[BEGIN]

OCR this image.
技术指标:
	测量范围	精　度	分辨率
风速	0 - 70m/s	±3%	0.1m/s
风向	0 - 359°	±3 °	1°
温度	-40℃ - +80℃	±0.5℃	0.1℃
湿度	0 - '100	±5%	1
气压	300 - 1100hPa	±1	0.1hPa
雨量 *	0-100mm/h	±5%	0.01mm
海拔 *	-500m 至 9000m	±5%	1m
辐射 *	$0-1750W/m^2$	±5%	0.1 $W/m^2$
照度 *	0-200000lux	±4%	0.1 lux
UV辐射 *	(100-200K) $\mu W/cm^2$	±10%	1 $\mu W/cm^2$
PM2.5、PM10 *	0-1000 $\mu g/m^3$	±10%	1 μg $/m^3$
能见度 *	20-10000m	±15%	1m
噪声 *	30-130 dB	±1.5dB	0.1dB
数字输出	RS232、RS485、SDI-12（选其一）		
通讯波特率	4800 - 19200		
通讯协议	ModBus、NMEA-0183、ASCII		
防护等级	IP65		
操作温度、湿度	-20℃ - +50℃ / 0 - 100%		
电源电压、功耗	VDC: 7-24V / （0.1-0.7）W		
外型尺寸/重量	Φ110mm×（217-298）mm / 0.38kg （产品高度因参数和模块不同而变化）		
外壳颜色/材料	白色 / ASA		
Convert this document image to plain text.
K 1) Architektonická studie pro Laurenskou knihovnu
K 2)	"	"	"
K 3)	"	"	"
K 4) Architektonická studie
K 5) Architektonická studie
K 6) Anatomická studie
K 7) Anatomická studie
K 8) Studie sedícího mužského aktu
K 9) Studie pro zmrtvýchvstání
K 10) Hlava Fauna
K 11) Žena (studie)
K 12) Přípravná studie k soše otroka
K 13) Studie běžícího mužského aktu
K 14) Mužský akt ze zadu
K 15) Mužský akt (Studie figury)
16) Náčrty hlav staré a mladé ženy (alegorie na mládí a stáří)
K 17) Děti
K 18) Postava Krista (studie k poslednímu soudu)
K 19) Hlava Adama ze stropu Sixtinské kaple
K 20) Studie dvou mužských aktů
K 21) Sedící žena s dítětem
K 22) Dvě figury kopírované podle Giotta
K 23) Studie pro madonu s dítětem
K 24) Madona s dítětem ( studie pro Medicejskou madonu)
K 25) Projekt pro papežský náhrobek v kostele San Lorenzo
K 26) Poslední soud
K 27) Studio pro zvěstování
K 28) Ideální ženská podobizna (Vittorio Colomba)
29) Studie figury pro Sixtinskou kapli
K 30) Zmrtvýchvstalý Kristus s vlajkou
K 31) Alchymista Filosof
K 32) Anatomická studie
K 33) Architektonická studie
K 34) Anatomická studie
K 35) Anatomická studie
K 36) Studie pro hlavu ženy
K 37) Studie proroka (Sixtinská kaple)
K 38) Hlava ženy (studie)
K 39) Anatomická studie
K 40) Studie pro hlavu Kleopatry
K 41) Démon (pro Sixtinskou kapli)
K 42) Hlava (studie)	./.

[END]
[BEGIN]

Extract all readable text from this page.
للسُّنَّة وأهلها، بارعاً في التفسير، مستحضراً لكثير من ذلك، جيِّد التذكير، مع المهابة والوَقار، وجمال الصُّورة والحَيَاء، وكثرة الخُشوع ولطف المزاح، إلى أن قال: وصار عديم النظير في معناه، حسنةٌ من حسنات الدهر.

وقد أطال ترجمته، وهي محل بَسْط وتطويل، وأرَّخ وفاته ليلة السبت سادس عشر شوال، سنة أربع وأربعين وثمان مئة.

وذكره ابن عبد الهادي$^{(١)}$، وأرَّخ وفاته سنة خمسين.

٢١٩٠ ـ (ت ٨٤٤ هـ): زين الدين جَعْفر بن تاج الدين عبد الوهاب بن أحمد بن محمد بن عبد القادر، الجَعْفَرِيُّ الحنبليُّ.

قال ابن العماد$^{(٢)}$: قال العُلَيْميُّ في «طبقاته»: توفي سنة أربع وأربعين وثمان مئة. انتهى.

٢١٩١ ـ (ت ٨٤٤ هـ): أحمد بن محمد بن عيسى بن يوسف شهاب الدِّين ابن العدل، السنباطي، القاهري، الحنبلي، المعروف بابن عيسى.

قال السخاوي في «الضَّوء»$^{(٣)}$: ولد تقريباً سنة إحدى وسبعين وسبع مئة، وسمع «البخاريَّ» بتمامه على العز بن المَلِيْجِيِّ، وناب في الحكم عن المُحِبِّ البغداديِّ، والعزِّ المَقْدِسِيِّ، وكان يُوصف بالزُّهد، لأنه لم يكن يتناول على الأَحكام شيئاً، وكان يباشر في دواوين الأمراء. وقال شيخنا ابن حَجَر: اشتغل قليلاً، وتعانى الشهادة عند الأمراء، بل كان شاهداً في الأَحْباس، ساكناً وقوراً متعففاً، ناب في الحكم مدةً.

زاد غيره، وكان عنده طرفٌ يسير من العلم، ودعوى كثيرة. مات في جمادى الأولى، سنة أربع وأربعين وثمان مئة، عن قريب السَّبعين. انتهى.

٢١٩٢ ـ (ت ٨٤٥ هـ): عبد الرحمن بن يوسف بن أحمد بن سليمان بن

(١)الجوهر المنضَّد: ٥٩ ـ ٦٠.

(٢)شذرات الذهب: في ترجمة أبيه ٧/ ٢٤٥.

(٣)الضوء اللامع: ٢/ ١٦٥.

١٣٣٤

[END]
[BEGIN]

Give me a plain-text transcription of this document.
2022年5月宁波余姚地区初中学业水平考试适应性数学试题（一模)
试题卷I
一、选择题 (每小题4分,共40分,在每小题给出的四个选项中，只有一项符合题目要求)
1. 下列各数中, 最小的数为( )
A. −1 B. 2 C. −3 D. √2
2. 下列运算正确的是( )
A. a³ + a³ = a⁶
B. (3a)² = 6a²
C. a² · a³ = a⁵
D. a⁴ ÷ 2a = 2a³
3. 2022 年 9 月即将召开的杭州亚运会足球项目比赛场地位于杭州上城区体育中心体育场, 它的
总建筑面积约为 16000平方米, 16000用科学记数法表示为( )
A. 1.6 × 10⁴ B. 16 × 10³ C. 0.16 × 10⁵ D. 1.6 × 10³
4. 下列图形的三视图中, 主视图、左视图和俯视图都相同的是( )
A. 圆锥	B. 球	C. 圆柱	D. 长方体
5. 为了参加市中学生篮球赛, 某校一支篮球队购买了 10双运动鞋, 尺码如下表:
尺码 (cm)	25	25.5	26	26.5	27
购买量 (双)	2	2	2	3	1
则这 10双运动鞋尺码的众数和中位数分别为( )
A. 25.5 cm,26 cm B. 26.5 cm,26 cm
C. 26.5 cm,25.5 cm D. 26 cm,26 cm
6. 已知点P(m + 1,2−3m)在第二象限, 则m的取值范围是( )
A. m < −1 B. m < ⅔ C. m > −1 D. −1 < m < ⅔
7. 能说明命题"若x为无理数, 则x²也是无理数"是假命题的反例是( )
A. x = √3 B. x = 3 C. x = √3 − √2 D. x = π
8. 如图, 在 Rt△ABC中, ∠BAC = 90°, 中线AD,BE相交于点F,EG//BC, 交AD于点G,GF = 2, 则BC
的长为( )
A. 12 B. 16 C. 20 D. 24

[END]

Report how many lines of the records above contain the word "kaple", giving only the number.

2